··· Record excerpts ···

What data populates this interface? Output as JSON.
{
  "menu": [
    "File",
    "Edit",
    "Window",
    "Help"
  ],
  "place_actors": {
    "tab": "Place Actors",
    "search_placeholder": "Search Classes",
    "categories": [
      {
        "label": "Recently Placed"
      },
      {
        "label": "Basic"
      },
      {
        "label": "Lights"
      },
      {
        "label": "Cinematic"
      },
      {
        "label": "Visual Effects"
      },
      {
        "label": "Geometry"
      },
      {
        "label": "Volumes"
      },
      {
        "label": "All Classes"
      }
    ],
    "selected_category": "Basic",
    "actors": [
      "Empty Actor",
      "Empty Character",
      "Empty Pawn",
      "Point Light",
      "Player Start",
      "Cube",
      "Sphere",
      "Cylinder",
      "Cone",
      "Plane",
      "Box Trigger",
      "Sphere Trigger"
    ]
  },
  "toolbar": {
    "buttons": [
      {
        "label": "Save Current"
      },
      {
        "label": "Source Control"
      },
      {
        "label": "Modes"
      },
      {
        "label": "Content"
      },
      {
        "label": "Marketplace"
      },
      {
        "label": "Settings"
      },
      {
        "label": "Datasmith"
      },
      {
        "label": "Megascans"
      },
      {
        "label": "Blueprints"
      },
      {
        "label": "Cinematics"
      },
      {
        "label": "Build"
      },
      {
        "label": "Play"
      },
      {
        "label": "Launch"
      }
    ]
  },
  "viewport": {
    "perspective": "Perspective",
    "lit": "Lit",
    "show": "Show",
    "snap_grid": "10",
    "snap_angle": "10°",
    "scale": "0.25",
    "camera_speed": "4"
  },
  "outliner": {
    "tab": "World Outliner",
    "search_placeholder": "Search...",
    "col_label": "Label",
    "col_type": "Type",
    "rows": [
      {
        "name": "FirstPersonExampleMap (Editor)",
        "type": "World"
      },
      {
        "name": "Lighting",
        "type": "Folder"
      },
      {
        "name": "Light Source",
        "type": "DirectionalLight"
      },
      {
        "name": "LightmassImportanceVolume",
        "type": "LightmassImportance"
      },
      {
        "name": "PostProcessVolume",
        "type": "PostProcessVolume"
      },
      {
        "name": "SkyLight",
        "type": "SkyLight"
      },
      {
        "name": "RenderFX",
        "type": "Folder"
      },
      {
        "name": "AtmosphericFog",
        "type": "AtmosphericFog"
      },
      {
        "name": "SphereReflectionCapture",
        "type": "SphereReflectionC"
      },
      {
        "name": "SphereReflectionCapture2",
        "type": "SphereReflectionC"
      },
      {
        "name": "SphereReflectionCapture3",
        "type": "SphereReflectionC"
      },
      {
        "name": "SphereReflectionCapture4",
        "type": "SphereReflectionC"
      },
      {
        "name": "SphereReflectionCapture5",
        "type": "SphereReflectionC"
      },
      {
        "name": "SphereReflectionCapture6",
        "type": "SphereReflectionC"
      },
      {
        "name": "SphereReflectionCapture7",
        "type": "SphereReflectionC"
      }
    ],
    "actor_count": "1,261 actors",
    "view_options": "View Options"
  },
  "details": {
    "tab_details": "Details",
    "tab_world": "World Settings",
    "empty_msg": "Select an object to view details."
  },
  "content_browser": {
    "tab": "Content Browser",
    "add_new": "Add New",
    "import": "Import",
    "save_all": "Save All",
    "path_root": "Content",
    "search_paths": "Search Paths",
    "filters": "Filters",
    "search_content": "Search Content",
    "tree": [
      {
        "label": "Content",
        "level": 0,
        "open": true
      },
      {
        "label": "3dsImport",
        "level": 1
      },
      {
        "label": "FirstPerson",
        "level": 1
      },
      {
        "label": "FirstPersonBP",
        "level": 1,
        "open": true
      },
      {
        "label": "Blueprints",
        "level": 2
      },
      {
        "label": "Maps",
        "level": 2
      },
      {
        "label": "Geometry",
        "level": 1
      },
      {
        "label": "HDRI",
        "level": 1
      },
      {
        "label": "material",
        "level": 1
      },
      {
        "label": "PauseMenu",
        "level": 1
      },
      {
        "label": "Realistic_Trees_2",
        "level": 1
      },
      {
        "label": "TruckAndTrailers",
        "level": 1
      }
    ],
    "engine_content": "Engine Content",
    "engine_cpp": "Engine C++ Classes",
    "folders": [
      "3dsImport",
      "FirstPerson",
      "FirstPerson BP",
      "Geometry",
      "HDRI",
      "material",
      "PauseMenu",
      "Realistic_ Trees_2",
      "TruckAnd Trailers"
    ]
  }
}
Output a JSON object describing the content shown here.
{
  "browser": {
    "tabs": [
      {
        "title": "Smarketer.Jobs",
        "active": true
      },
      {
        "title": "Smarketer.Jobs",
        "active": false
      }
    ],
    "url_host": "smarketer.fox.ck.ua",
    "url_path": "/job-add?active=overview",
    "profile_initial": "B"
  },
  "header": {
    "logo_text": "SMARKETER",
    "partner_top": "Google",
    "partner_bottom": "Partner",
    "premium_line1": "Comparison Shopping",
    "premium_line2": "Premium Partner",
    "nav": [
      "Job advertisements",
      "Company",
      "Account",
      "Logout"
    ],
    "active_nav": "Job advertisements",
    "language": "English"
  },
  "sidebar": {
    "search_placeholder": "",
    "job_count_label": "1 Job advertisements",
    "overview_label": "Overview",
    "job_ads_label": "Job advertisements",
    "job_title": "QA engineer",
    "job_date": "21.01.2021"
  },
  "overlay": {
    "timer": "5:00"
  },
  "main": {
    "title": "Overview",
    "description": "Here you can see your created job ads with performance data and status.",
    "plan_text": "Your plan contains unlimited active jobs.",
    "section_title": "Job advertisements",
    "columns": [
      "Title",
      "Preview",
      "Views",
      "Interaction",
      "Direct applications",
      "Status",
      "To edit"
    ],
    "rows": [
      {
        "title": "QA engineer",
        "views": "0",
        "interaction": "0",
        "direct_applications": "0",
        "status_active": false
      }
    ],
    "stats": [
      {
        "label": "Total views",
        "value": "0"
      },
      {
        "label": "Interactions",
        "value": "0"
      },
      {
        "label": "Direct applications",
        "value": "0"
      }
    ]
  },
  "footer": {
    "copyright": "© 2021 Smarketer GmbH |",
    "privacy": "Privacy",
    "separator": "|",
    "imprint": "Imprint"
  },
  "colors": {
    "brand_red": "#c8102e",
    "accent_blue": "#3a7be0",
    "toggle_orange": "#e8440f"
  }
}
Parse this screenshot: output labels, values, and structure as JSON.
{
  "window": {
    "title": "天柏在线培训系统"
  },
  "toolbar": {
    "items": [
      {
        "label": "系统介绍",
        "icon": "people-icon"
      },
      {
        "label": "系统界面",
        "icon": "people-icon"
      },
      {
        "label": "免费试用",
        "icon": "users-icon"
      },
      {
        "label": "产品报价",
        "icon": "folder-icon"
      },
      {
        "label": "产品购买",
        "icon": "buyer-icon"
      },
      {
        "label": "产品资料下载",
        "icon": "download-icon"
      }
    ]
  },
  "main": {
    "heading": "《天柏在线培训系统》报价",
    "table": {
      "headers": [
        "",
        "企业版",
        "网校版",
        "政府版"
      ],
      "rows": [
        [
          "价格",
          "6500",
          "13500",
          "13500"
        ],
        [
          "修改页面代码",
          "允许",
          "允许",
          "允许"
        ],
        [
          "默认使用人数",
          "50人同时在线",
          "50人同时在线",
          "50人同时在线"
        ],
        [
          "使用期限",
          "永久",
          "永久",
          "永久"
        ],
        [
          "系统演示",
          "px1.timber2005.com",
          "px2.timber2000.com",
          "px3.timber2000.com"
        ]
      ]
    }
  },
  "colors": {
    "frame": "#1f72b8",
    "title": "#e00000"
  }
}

···

What the task requires: Return the listing above word for word.

Problem solution:
What data populates this interface? Output as JSON.
{
  "menu": [
    "File",
    "Edit",
    "Window",
    "Help"
  ],
  "place_actors": {
    "tab": "Place Actors",
    "search_placeholder": "Search Classes",
    "categories": [
      {
        "label": "Recently Placed"
      },
      {
        "label": "Basic"
      },
      {
        "label": "Lights"
      },
      {
        "label": "Cinematic"
      },
      {
        "label": "Visual Effects"
      },
      {
        "label": "Geometry"
      },
      {
        "label": "Volumes"
      },
      {
        "label": "All Classes"
      }
    ],
    "selected_category": "Basic",
    "actors": [
      "Empty Actor",
      "Empty Character",
      "Empty Pawn",
      "Point Light",
      "Player Start",
      "Cube",
      "Sphere",
      "Cylinder",
      "Cone",
      "Plane",
      "Box Trigger",
      "Sphere Trigger"
    ]
  },
  "toolbar": {
    "buttons": [
      {
        "label": "Save Current"
      },
      {
        "label": "Source Control"
      },
      {
        "label": "Modes"
      },
      {
        "label": "Content"
      },
      {
        "label": "Marketplace"
      },
      {
        "label": "Settings"
      },
      {
        "label": "Datasmith"
      },
      {
        "label": "Megascans"
      },
      {
        "label": "Blueprints"
      },
      {
        "label": "Cinematics"
      },
      {
        "label": "Build"
      },
      {
        "label": "Play"
      },
      {
        "label": "Launch"
      }
    ]
  },
  "viewport": {
    "perspective": "Perspective",
    "lit": "Lit",
    "show": "Show",
    "snap_grid": "10",
    "snap_angle": "10°",
    "scale": "0.25",
    "camera_speed": "4"
  },
  "outliner": {
    "tab": "World Outliner",
    "search_placeholder": "Search...",
    "col_label": "Label",
    "col_type": "Type",
    "rows": [
      {
        "name": "FirstPersonExampleMap (Editor)",
        "type": "World"
      },
      {
        "name": "Lighting",
        "type": "Folder"
      },
      {
        "name": "Light Source",
        "type": "DirectionalLight"
      },
      {
        "name": "LightmassImportanceVolume",
        "type": "LightmassImportance"
      },
      {
        "name": "PostProcessVolume",
        "type": "PostProcessVolume"
      },
      {
        "name": "SkyLight",
        "type": "SkyLight"
      },
      {
        "name": "RenderFX",
        "type": "Folder"
      },
      {
        "name": "AtmosphericFog",
        "type": "AtmosphericFog"
      },
      {
        "name": "SphereReflectionCapture",
        "type": "SphereReflectionC"
      },
      {
        "name": "SphereReflectionCapture2",
        "type": "SphereReflectionC"
      },
      {
        "name": "SphereReflectionCapture3",
        "type": "SphereReflectionC"
      },
      {
        "name": "SphereReflectionCapture4",
        "type": "SphereReflectionC"
      },
      {
        "name": "SphereReflectionCapture5",
        "type": "SphereReflectionC"
      },
      {
        "name": "SphereReflectionCapture6",
        "type": "SphereReflectionC"
      },
      {
        "name": "SphereReflectionCapture7",
        "type": "SphereReflectionC"
      }
    ],
    "actor_count": "1,261 actors",
    "view_options": "View Options"
  },
  "details": {
    "tab_details": "Details",
    "tab_world": "World Settings",
    "empty_msg": "Select an object to view details."
  },
  "content_browser": {
    "tab": "Content Browser",
    "add_new": "Add New",
    "import": "Import",
    "save_all": "Save All",
    "path_root": "Content",
    "search_paths": "Search Paths",
    "filters": "Filters",
    "search_content": "Search Content",
    "tree": [
      {
        "label": "Content",
        "level": 0,
        "open": true
      },
      {
        "label": "3dsImport",
        "level": 1
      },
      {
        "label": "FirstPerson",
        "level": 1
      },
      {
        "label": "FirstPersonBP",
        "level": 1,
        "open": true
      },
      {
        "label": "Blueprints",
        "level": 2
      },
      {
        "label": "Maps",
        "level": 2
      },
      {
        "label": "Geometry",
        "level": 1
      },
      {
        "label": "HDRI",
        "level": 1
      },
      {
        "label": "material",
        "level": 1
      },
      {
        "label": "PauseMenu",
        "level": 1
      },
      {
        "label": "Realistic_Trees_2",
        "level": 1
      },
      {
        "label": "TruckAndTrailers",
        "level": 1
      }
    ],
    "engine_content": "Engine Content",
    "engine_cpp": "Engine C++ Classes",
    "folders": [
      "3dsImport",
      "FirstPerson",
      "FirstPerson BP",
      "Geometry",
      "HDRI",
      "material",
      "PauseMenu",
      "Realistic_ Trees_2",
      "TruckAnd Trailers"
    ]
  }
}
Output a JSON object describing the content shown here.
{
  "browser": {
    "tabs": [
      {
        "title": "Smarketer.Jobs",
        "active": true
      },
      {
        "title": "Smarketer.Jobs",
        "active": false
      }
    ],
    "url_host": "smarketer.fox.ck.ua",
    "url_path": "/job-add?active=overview",
    "profile_initial": "B"
  },
  "header": {
    "logo_text": "SMARKETER",
    "partner_top": "Google",
    "partner_bottom": "Partner",
    "premium_line1": "Comparison Shopping",
    "premium_line2": "Premium Partner",
    "nav": [
      "Job advertisements",
      "Company",
      "Account",
      "Logout"
    ],
    "active_nav": "Job advertisements",
    "language": "English"
  },
  "sidebar": {
    "search_placeholder": "",
    "job_count_label": "1 Job advertisements",
    "overview_label": "Overview",
    "job_ads_label": "Job advertisements",
    "job_title": "QA engineer",
    "job_date": "21.01.2021"
  },
  "overlay": {
    "timer": "5:00"
  },
  "main": {
    "title": "Overview",
    "description": "Here you can see your created job ads with performance data and status.",
    "plan_text": "Your plan contains unlimited active jobs.",
    "section_title": "Job advertisements",
    "columns": [
      "Title",
      "Preview",
      "Views",
      "Interaction",
      "Direct applications",
      "Status",
      "To edit"
    ],
    "rows": [
      {
        "title": "QA engineer",
        "views": "0",
        "interaction": "0",
        "direct_applications": "0",
        "status_active": false
      }
    ],
    "stats": [
      {
        "label": "Total views",
        "value": "0"
      },
      {
        "label": "Interactions",
        "value": "0"
      },
      {
        "label": "Direct applications",
        "value": "0"
      }
    ]
  },
  "footer": {
    "copyright": "© 2021 Smarketer GmbH |",
    "privacy": "Privacy",
    "separator": "|",
    "imprint": "Imprint"
  },
  "colors": {
    "brand_red": "#c8102e",
    "accent_blue": "#3a7be0",
    "toggle_orange": "#e8440f"
  }
}
Parse this screenshot: output labels, values, and structure as JSON.
{
  "window": {
    "title": "天柏在线培训系统"
  },
  "toolbar": {
    "items": [
      {
        "label": "系统介绍",
        "icon": "people-icon"
      },
      {
        "label": "系统界面",
        "icon": "people-icon"
      },
      {
        "label": "免费试用",
        "icon": "users-icon"
      },
      {
        "label": "产品报价",
        "icon": "folder-icon"
      },
      {
        "label": "产品购买",
        "icon": "buyer-icon"
      },
      {
        "label": "产品资料下载",
        "icon": "download-icon"
      }
    ]
  },
  "main": {
    "heading": "《天柏在线培训系统》报价",
    "table": {
      "headers": [
        "",
        "企业版",
        "网校版",
        "政府版"
      ],
      "rows": [
        [
          "价格",
          "6500",
          "13500",
          "13500"
        ],
        [
          "修改页面代码",
          "允许",
          "允许",
          "允许"
        ],
        [
          "默认使用人数",
          "50人同时在线",
          "50人同时在线",
          "50人同时在线"
        ],
        [
          "使用期限",
          "永久",
          "永久",
          "永久"
        ],
        [
          "系统演示",
          "px1.timber2005.com",
          "px2.timber2000.com",
          "px3.timber2000.com"
        ]
      ]
    }
  },
  "colors": {
    "frame": "#1f72b8",
    "title": "#e00000"
  }
}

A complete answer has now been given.